§ WORK TO DO: Spot each line in the records below where the word "nicht" occurs, then copy it.

§ DATASET CONTENT:
════════════════════

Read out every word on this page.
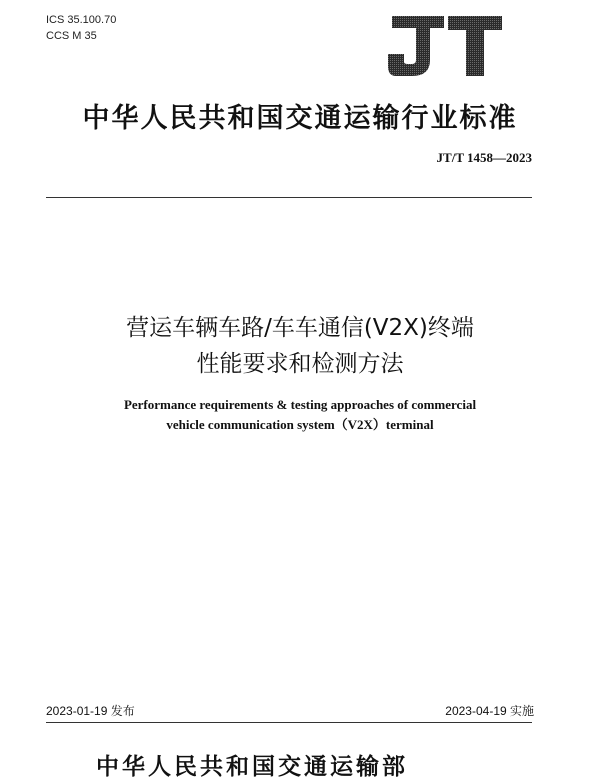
ICS 35.100.70
CCS M 35
中华人民共和国交通运输行业标准
JT/T 1458—2023
营运车辆车路/车车通信(V2X)终端
性能要求和检测方法
Performance requirements & testing approaches of commercial
vehicle communication system（V2X）terminal
2023-01-19 发布	2023-04-19 实施
中华人民共和国交通运输部
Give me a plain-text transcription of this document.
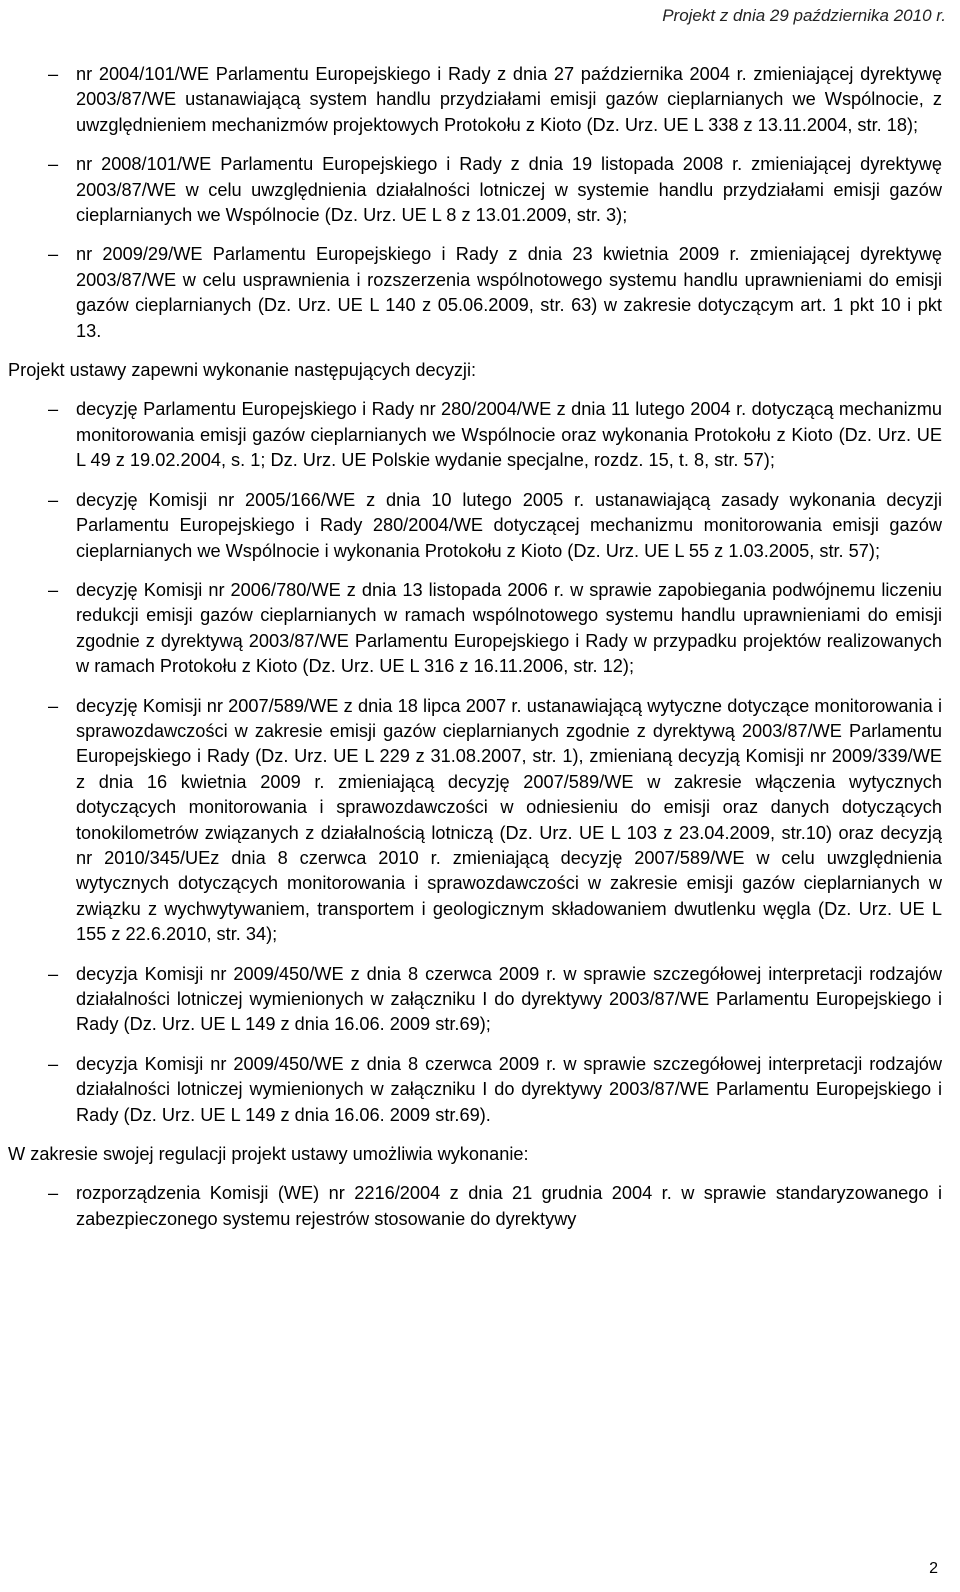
Projekt z dnia 29 października 2010 r.
– nr 2004/101/WE Parlamentu Europejskiego i Rady z dnia 27 października 2004 r. zmieniającej dyrektywę 2003/87/WE ustanawiającą system handlu przydziałami emisji gazów cieplarnianych we Wspólnocie, z uwzględnieniem mechanizmów projektowych Protokołu z Kioto (Dz. Urz. UE L 338 z 13.11.2004, str. 18);
– nr 2008/101/WE Parlamentu Europejskiego i Rady z dnia 19 listopada 2008 r. zmieniającej dyrektywę 2003/87/WE w celu uwzględnienia działalności lotniczej w systemie handlu przydziałami emisji gazów cieplarnianych we Wspólnocie (Dz. Urz. UE L 8 z 13.01.2009, str. 3);
– nr 2009/29/WE Parlamentu Europejskiego i Rady z dnia 23 kwietnia 2009 r. zmieniającej dyrektywę 2003/87/WE w celu usprawnienia i rozszerzenia wspólnotowego systemu handlu uprawnieniami do emisji gazów cieplarnianych (Dz. Urz. UE L 140 z 05.06.2009, str. 63) w zakresie dotyczącym art. 1 pkt 10 i pkt 13.

Projekt ustawy zapewni wykonanie następujących decyzji:

– decyzję Parlamentu Europejskiego i Rady nr 280/2004/WE z dnia 11 lutego 2004 r. dotyczącą mechanizmu monitorowania emisji gazów cieplarnianych we Wspólnocie oraz wykonania Protokołu z Kioto (Dz. Urz. UE L 49 z 19.02.2004, s. 1; Dz. Urz. UE Polskie wydanie specjalne, rozdz. 15, t. 8, str. 57);
– decyzję Komisji nr 2005/166/WE z dnia 10 lutego 2005 r. ustanawiającą zasady wykonania decyzji Parlamentu Europejskiego i Rady 280/2004/WE dotyczącej mechanizmu monitorowania emisji gazów cieplarnianych we Wspólnocie i wykonania Protokołu z Kioto (Dz. Urz. UE L 55 z 1.03.2005, str. 57);
– decyzję Komisji nr 2006/780/WE z dnia 13 listopada 2006 r. w sprawie zapobiegania podwójnemu liczeniu redukcji emisji gazów cieplarnianych w ramach wspólnotowego systemu handlu uprawnieniami do emisji zgodnie z dyrektywą 2003/87/WE Parlamentu Europejskiego i Rady w przypadku projektów realizowanych w ramach Protokołu z Kioto (Dz. Urz. UE L 316 z 16.11.2006, str. 12);
– decyzję Komisji nr 2007/589/WE z dnia 18 lipca 2007 r. ustanawiającą wytyczne dotyczące monitorowania i sprawozdawczości w zakresie emisji gazów cieplarnianych zgodnie z dyrektywą 2003/87/WE Parlamentu Europejskiego i Rady (Dz. Urz. UE L 229 z 31.08.2007, str. 1), zmienianą decyzją Komisji nr 2009/339/WE z dnia 16 kwietnia 2009 r. zmieniającą decyzję 2007/589/WE w zakresie włączenia wytycznych dotyczących monitorowania i sprawozdawczości w odniesieniu do emisji oraz danych dotyczących tonokilometrów związanych z działalnością lotniczą (Dz. Urz. UE L 103 z 23.04.2009, str.10) oraz decyzją nr 2010/345/UEz dnia 8 czerwca 2010 r. zmieniającą decyzję 2007/589/WE w celu uwzględnienia wytycznych dotyczących monitorowania i sprawozdawczości w zakresie emisji gazów cieplarnianych w związku z wychwytywaniem, transportem i geologicznym składowaniem dwutlenku węgla (Dz. Urz. UE L 155 z 22.6.2010, str. 34);
– decyzja Komisji nr 2009/450/WE z dnia 8 czerwca 2009 r. w sprawie szczegółowej interpretacji rodzajów działalności lotniczej wymienionych w załączniku I do dyrektywy 2003/87/WE Parlamentu Europejskiego i Rady (Dz. Urz. UE L 149 z dnia 16.06. 2009 str.69);
– decyzja Komisji nr 2009/450/WE z dnia 8 czerwca 2009 r. w sprawie szczegółowej interpretacji rodzajów działalności lotniczej wymienionych w załączniku I do dyrektywy 2003/87/WE Parlamentu Europejskiego i Rady (Dz. Urz. UE L 149 z dnia 16.06. 2009 str.69).

W zakresie swojej regulacji projekt ustawy umożliwia wykonanie:

– rozporządzenia Komisji (WE) nr 2216/2004 z dnia 21 grudnia 2004 r. w sprawie standaryzowanego i zabezpieczonego systemu rejestrów stosowanie do dyrektywy
2
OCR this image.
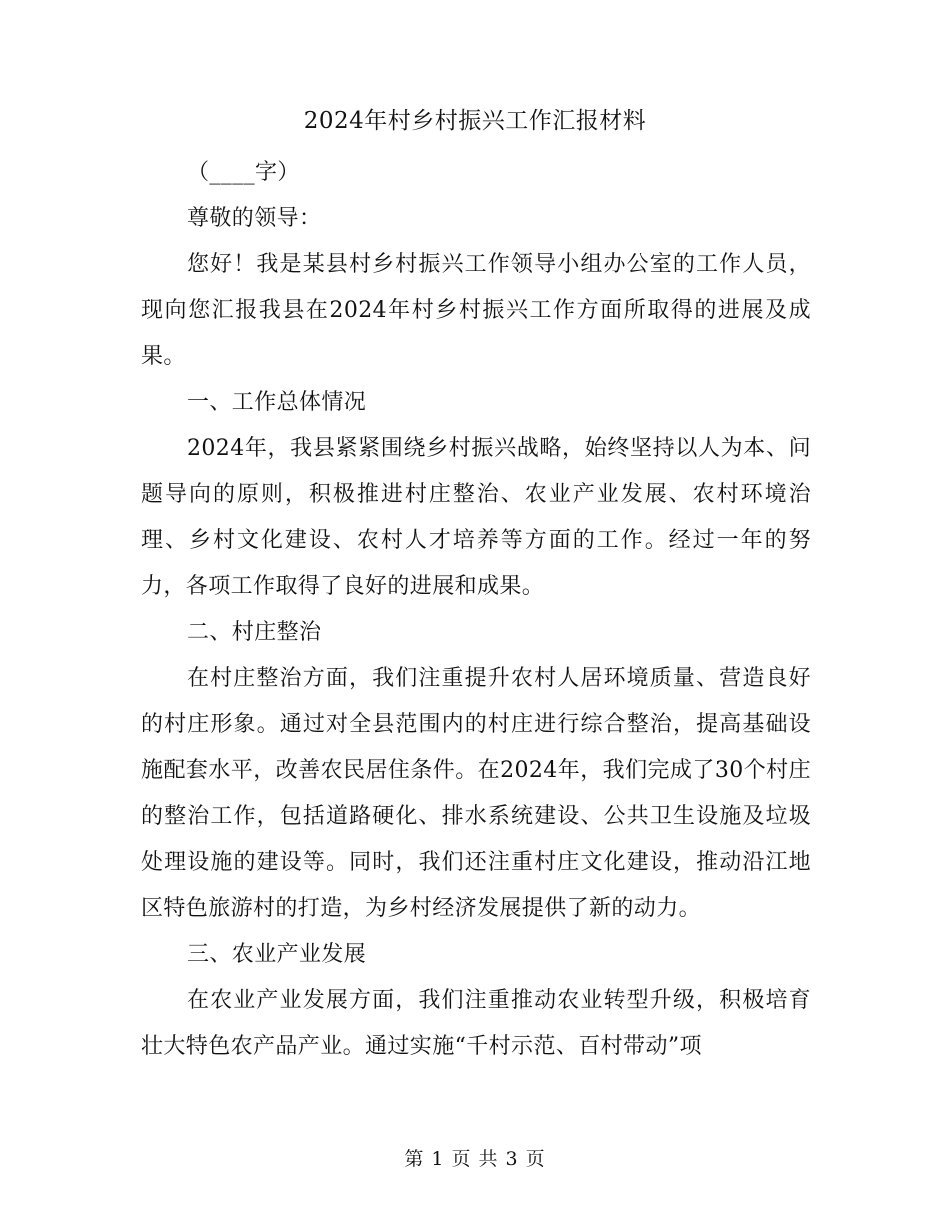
2024年村乡村振兴工作汇报材料

（____字）

尊敬的领导：

您好！我是某县村乡村振兴工作领导小组办公室的工作人员，现向您汇报我县在2024年村乡村振兴工作方面所取得的进展及成果。

一、工作总体情况

2024年，我县紧紧围绕乡村振兴战略，始终坚持以人为本、问题导向的原则，积极推进村庄整治、农业产业发展、农村环境治理、乡村文化建设、农村人才培养等方面的工作。经过一年的努力，各项工作取得了良好的进展和成果。

二、村庄整治

在村庄整治方面，我们注重提升农村人居环境质量、营造良好的村庄形象。通过对全县范围内的村庄进行综合整治，提高基础设施配套水平，改善农民居住条件。在2024年，我们完成了30个村庄的整治工作，包括道路硬化、排水系统建设、公共卫生设施及垃圾处理设施的建设等。同时，我们还注重村庄文化建设，推动沿江地区特色旅游村的打造，为乡村经济发展提供了新的动力。

三、农业产业发展

在农业产业发展方面，我们注重推动农业转型升级，积极培育壮大特色农产品产业。通过实施“千村示范、百村带动”项

第 1 页 共 3 页
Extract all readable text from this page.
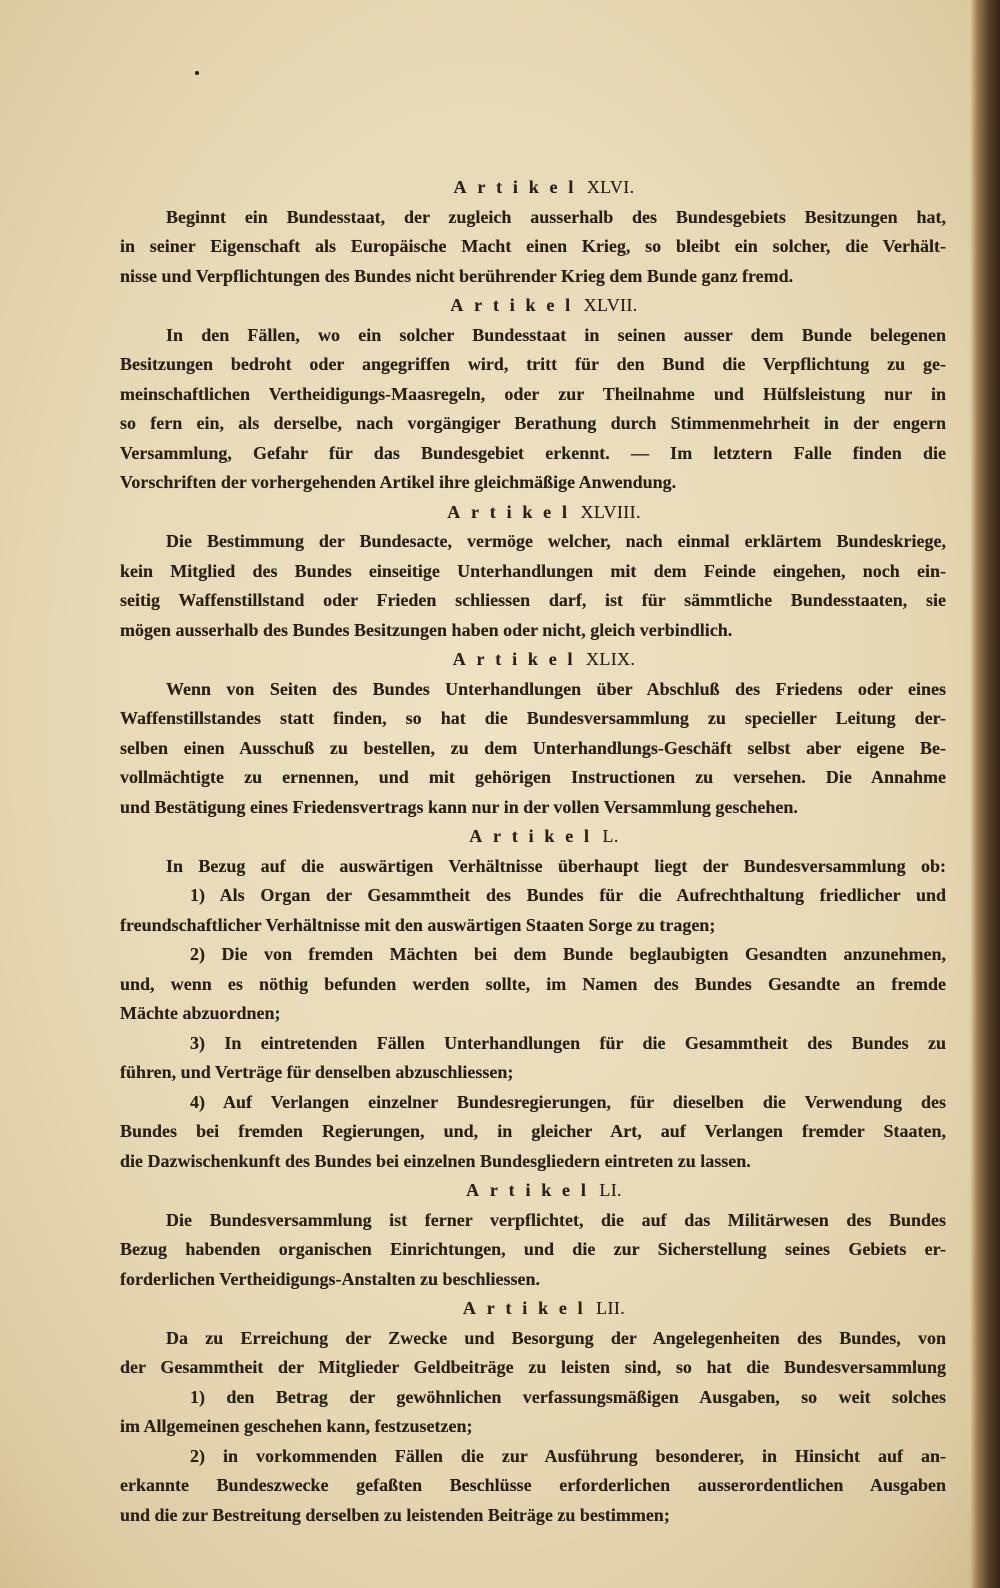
Artikel XLVI.
Beginnt ein Bundesstaat, der zugleich ausserhalb des Bundesgebiets Besitzungen hat,
in seiner Eigenschaft als Europäische Macht einen Krieg, so bleibt ein solcher, die Verhält-
nisse und Verpflichtungen des Bundes nicht berührender Krieg dem Bunde ganz fremd.
Artikel XLVII.
In den Fällen, wo ein solcher Bundesstaat in seinen ausser dem Bunde belegenen
Besitzungen bedroht oder angegriffen wird, tritt für den Bund die Verpflichtung zu ge-
meinschaftlichen Vertheidigungs-Maasregeln, oder zur Theilnahme und Hülfsleistung nur in
so fern ein, als derselbe, nach vorgängiger Berathung durch Stimmenmehrheit in der engern
Versammlung, Gefahr für das Bundesgebiet erkennt. — Im letztern Falle finden die
Vorschriften der vorhergehenden Artikel ihre gleichmäßige Anwendung.
Artikel XLVIII.
Die Bestimmung der Bundesacte, vermöge welcher, nach einmal erklärtem Bundeskriege,
kein Mitglied des Bundes einseitige Unterhandlungen mit dem Feinde eingehen, noch ein-
seitig Waffenstillstand oder Frieden schliessen darf, ist für sämmtliche Bundesstaaten, sie
mögen ausserhalb des Bundes Besitzungen haben oder nicht, gleich verbindlich.
Artikel XLIX.
Wenn von Seiten des Bundes Unterhandlungen über Abschluß des Friedens oder eines
Waffenstillstandes statt finden, so hat die Bundesversammlung zu specieller Leitung der-
selben einen Ausschuß zu bestellen, zu dem Unterhandlungs-Geschäft selbst aber eigene Be-
vollmächtigte zu ernennen, und mit gehörigen Instructionen zu versehen. Die Annahme
und Bestätigung eines Friedensvertrags kann nur in der vollen Versammlung geschehen.
Artikel L.
In Bezug auf die auswärtigen Verhältnisse überhaupt liegt der Bundesversammlung ob:
1) Als Organ der Gesammtheit des Bundes für die Aufrechthaltung friedlicher und
freundschaftlicher Verhältnisse mit den auswärtigen Staaten Sorge zu tragen;
2) Die von fremden Mächten bei dem Bunde beglaubigten Gesandten anzunehmen,
und, wenn es nöthig befunden werden sollte, im Namen des Bundes Gesandte an fremde
Mächte abzuordnen;
3) In eintretenden Fällen Unterhandlungen für die Gesammtheit des Bundes zu
führen, und Verträge für denselben abzuschliessen;
4) Auf Verlangen einzelner Bundesregierungen, für dieselben die Verwendung des
Bundes bei fremden Regierungen, und, in gleicher Art, auf Verlangen fremder Staaten,
die Dazwischenkunft des Bundes bei einzelnen Bundesgliedern eintreten zu lassen.
Artikel LI.
Die Bundesversammlung ist ferner verpflichtet, die auf das Militärwesen des Bundes
Bezug habenden organischen Einrichtungen, und die zur Sicherstellung seines Gebiets er-
forderlichen Vertheidigungs-Anstalten zu beschliessen.
Artikel LII.
Da zu Erreichung der Zwecke und Besorgung der Angelegenheiten des Bundes, von
der Gesammtheit der Mitglieder Geldbeiträge zu leisten sind, so hat die Bundesversammlung
1) den Betrag der gewöhnlichen verfassungsmäßigen Ausgaben, so weit solches
im Allgemeinen geschehen kann, festzusetzen;
2) in vorkommenden Fällen die zur Ausführung besonderer, in Hinsicht auf an-
erkannte Bundeszwecke gefaßten Beschlüsse erforderlichen ausserordentlichen Ausgaben
und die zur Bestreitung derselben zu leistenden Beiträge zu bestimmen;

════════════════════

§ OUTPUT OF THE EXERCISE:
nisse und Verpflichtungen des Bundes nicht berührender Krieg dem Bunde ganz fremd.
mögen ausserhalb des Bundes Besitzungen haben oder nicht, gleich verbindlich.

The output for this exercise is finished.